Description of the task: Can you output the material exactly as written, minus any pictures it holds?

Supplied information:
+++
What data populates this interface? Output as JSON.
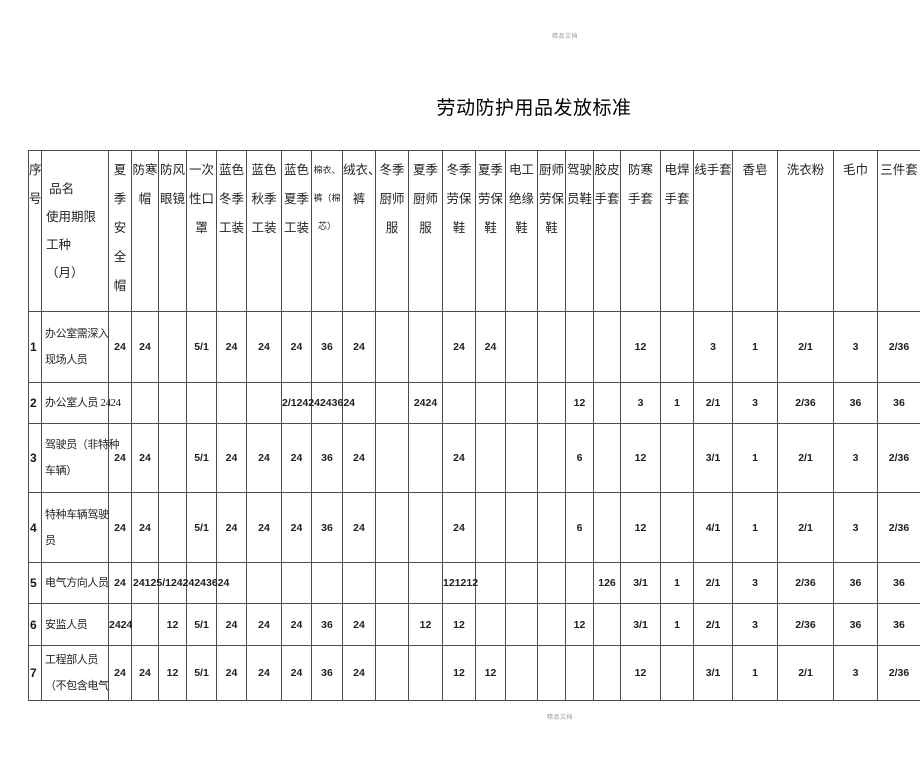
{
  "page": {
    "title": "劳动防护用品发放标准",
    "header_note": "精品文档",
    "footer_note": "精品文档",
    "background_color": "#ffffff",
    "border_color": "#4d4d4d"
  },
  "table": {
    "corner_header": "序\n号",
    "name_header": " 品名\n使用期限\n工种\n（月）",
    "columns": [
      "夏\n季\n安\n全\n帽",
      "防寒\n帽",
      "防风\n眼镜",
      "一次\n性口\n罩",
      "蓝色\n冬季\n工装",
      "蓝色\n秋季\n工装",
      "蓝色\n夏季\n工装",
      "棉衣、\n裤（棉\n芯）",
      "绒衣、\n裤",
      "冬季\n厨师\n服",
      "夏季\n厨师\n服",
      "冬季\n劳保\n鞋",
      "夏季\n劳保\n鞋",
      "电工\n绝缘\n鞋",
      "厨师\n劳保\n鞋",
      "驾驶\n员鞋",
      "胶皮\n手套",
      "防寒\n手套",
      "电焊\n手套",
      "线手套",
      "香皂",
      "洗衣粉",
      "毛巾",
      "三件套"
    ],
    "rows": [
      {
        "seq": "1",
        "name": "办公室需深入\n现场人员",
        "values": [
          "24",
          "24",
          "",
          "5/1",
          "24",
          "24",
          "24",
          "36",
          "24",
          "",
          "",
          "24",
          "24",
          "",
          "",
          "",
          "",
          "12",
          "",
          "3",
          "1",
          "2/1",
          "3",
          "2/36"
        ]
      },
      {
        "seq": "2",
        "name": "办公室人员 2424",
        "values": [
          "",
          "",
          "",
          "",
          "",
          "",
          "2/12424243624",
          "",
          "",
          "",
          "2424",
          "",
          "",
          "",
          "",
          "12",
          "",
          "3",
          "1",
          "2/1",
          "3",
          "2/36",
          "36",
          "36"
        ]
      },
      {
        "seq": "3",
        "name": "驾驶员（非特种\n车辆）",
        "values": [
          "24",
          "24",
          "",
          "5/1",
          "24",
          "24",
          "24",
          "36",
          "24",
          "",
          "",
          "24",
          "",
          "",
          "",
          "6",
          "",
          "12",
          "",
          "3/1",
          "1",
          "2/1",
          "3",
          "2/36"
        ]
      },
      {
        "seq": "4",
        "name": "特种车辆驾驶\n员",
        "values": [
          "24",
          "24",
          "",
          "5/1",
          "24",
          "24",
          "24",
          "36",
          "24",
          "",
          "",
          "24",
          "",
          "",
          "",
          "6",
          "",
          "12",
          "",
          "4/1",
          "1",
          "2/1",
          "3",
          "2/36"
        ]
      },
      {
        "seq": "5",
        "name": "电气方向人员",
        "values": [
          "24",
          "24125/12424243624",
          "",
          "",
          "",
          "",
          "",
          "",
          "",
          "",
          "",
          "121212",
          "",
          "",
          "",
          "",
          "126",
          "3/1",
          "1",
          "2/1",
          "3",
          "2/36",
          "36",
          "36"
        ]
      },
      {
        "seq": "6",
        "name": "安监人员",
        "values": [
          "2424",
          "",
          "12",
          "5/1",
          "24",
          "24",
          "24",
          "36",
          "24",
          "",
          "12",
          "12",
          "",
          "",
          "",
          "12",
          "",
          "3/1",
          "1",
          "2/1",
          "3",
          "2/36",
          "36",
          "36"
        ]
      },
      {
        "seq": "7",
        "name": "工程部人员\n（不包含电气",
        "values": [
          "24",
          "24",
          "12",
          "5/1",
          "24",
          "24",
          "24",
          "36",
          "24",
          "",
          "",
          "12",
          "12",
          "",
          "",
          "",
          "",
          "12",
          "",
          "3/1",
          "1",
          "2/1",
          "3",
          "2/36"
        ]
      }
    ]
  }
}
+++
Response for this exercise:
What data populates this interface? Output as JSON.
{
  "page": {
    "title": "劳动防护用品发放标准",
    "header_note": "精品文档",
    "footer_note": "精品文档",
    "background_color": "#ffffff",
    "border_color": "#4d4d4d"
  },
  "table": {
    "corner_header": "序\n号",
    "name_header": " 品名\n使用期限\n工种\n（月）",
    "columns": [
      "夏\n季\n安\n全\n帽",
      "防寒\n帽",
      "防风\n眼镜",
      "一次\n性口\n罩",
      "蓝色\n冬季\n工装",
      "蓝色\n秋季\n工装",
      "蓝色\n夏季\n工装",
      "棉衣、\n裤（棉\n芯）",
      "绒衣、\n裤",
      "冬季\n厨师\n服",
      "夏季\n厨师\n服",
      "冬季\n劳保\n鞋",
      "夏季\n劳保\n鞋",
      "电工\n绝缘\n鞋",
      "厨师\n劳保\n鞋",
      "驾驶\n员鞋",
      "胶皮\n手套",
      "防寒\n手套",
      "电焊\n手套",
      "线手套",
      "香皂",
      "洗衣粉",
      "毛巾",
      "三件套"
    ],
    "rows": [
      {
        "seq": "1",
        "name": "办公室需深入\n现场人员",
        "values": [
          "24",
          "24",
          "",
          "5/1",
          "24",
          "24",
          "24",
          "36",
          "24",
          "",
          "",
          "24",
          "24",
          "",
          "",
          "",
          "",
          "12",
          "",
          "3",
          "1",
          "2/1",
          "3",
          "2/36"
        ]
      },
      {
        "seq": "2",
        "name": "办公室人员 2424",
        "values": [
          "",
          "",
          "",
          "",
          "",
          "",
          "2/12424243624",
          "",
          "",
          "",
          "2424",
          "",
          "",
          "",
          "",
          "12",
          "",
          "3",
          "1",
          "2/1",
          "3",
          "2/36",
          "36",
          "36"
        ]
      },
      {
        "seq": "3",
        "name": "驾驶员（非特种\n车辆）",
        "values": [
          "24",
          "24",
          "",
          "5/1",
          "24",
          "24",
          "24",
          "36",
          "24",
          "",
          "",
          "24",
          "",
          "",
          "",
          "6",
          "",
          "12",
          "",
          "3/1",
          "1",
          "2/1",
          "3",
          "2/36"
        ]
      },
      {
        "seq": "4",
        "name": "特种车辆驾驶\n员",
        "values": [
          "24",
          "24",
          "",
          "5/1",
          "24",
          "24",
          "24",
          "36",
          "24",
          "",
          "",
          "24",
          "",
          "",
          "",
          "6",
          "",
          "12",
          "",
          "4/1",
          "1",
          "2/1",
          "3",
          "2/36"
        ]
      },
      {
        "seq": "5",
        "name": "电气方向人员",
        "values": [
          "24",
          "24125/12424243624",
          "",
          "",
          "",
          "",
          "",
          "",
          "",
          "",
          "",
          "121212",
          "",
          "",
          "",
          "",
          "126",
          "3/1",
          "1",
          "2/1",
          "3",
          "2/36",
          "36",
          "36"
        ]
      },
      {
        "seq": "6",
        "name": "安监人员",
        "values": [
          "2424",
          "",
          "12",
          "5/1",
          "24",
          "24",
          "24",
          "36",
          "24",
          "",
          "12",
          "12",
          "",
          "",
          "",
          "12",
          "",
          "3/1",
          "1",
          "2/1",
          "3",
          "2/36",
          "36",
          "36"
        ]
      },
      {
        "seq": "7",
        "name": "工程部人员\n（不包含电气",
        "values": [
          "24",
          "24",
          "12",
          "5/1",
          "24",
          "24",
          "24",
          "36",
          "24",
          "",
          "",
          "12",
          "12",
          "",
          "",
          "",
          "",
          "12",
          "",
          "3/1",
          "1",
          "2/1",
          "3",
          "2/36"
        ]
      }
    ]
  }
}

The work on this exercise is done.